Record extracts –
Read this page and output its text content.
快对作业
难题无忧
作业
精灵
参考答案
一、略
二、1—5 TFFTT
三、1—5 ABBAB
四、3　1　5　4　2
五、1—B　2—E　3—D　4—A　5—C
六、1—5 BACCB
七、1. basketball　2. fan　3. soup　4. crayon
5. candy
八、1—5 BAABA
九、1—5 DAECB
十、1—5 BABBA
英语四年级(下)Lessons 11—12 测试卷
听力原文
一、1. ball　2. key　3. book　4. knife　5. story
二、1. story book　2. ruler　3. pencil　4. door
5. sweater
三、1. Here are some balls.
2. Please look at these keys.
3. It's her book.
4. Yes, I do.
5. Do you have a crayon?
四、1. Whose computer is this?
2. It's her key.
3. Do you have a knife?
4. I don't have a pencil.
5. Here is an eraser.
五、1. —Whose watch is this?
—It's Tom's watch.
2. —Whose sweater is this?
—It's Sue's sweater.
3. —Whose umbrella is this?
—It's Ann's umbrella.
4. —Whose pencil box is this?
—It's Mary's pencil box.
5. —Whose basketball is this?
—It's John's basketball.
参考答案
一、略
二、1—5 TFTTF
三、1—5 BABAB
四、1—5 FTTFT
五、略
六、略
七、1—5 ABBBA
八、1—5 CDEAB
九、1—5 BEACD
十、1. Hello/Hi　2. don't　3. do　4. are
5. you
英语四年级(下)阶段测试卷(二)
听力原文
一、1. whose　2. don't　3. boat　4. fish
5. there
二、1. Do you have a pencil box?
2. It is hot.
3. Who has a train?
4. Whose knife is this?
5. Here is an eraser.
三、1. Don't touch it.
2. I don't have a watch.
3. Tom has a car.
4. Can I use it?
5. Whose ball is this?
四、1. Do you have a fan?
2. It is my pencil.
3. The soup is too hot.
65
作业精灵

Task to complete – Repeat the data verbatim.

Exercise response –
Read this page and output its text content.
快对作业
难题无忧
作业
精灵
参考答案
一、略
二、1—5 TFFTT
三、1—5 ABBAB
四、3　1　5　4　2
五、1—B　2—E　3—D　4—A　5—C
六、1—5 BACCB
七、1. basketball　2. fan　3. soup　4. crayon
5. candy
八、1—5 BAABA
九、1—5 DAECB
十、1—5 BABBA
英语四年级(下)Lessons 11—12 测试卷
听力原文
一、1. ball　2. key　3. book　4. knife　5. story
二、1. story book　2. ruler　3. pencil　4. door
5. sweater
三、1. Here are some balls.
2. Please look at these keys.
3. It's her book.
4. Yes, I do.
5. Do you have a crayon?
四、1. Whose computer is this?
2. It's her key.
3. Do you have a knife?
4. I don't have a pencil.
5. Here is an eraser.
五、1. —Whose watch is this?
—It's Tom's watch.
2. —Whose sweater is this?
—It's Sue's sweater.
3. —Whose umbrella is this?
—It's Ann's umbrella.
4. —Whose pencil box is this?
—It's Mary's pencil box.
5. —Whose basketball is this?
—It's John's basketball.
参考答案
一、略
二、1—5 TFTTF
三、1—5 BABAB
四、1—5 FTTFT
五、略
六、略
七、1—5 ABBBA
八、1—5 CDEAB
九、1—5 BEACD
十、1. Hello/Hi　2. don't　3. do　4. are
5. you
英语四年级(下)阶段测试卷(二)
听力原文
一、1. whose　2. don't　3. boat　4. fish
5. there
二、1. Do you have a pencil box?
2. It is hot.
3. Who has a train?
4. Whose knife is this?
5. Here is an eraser.
三、1. Don't touch it.
2. I don't have a watch.
3. Tom has a car.
4. Can I use it?
5. Whose ball is this?
四、1. Do you have a fan?
2. It is my pencil.
3. The soup is too hot.
65
作业精灵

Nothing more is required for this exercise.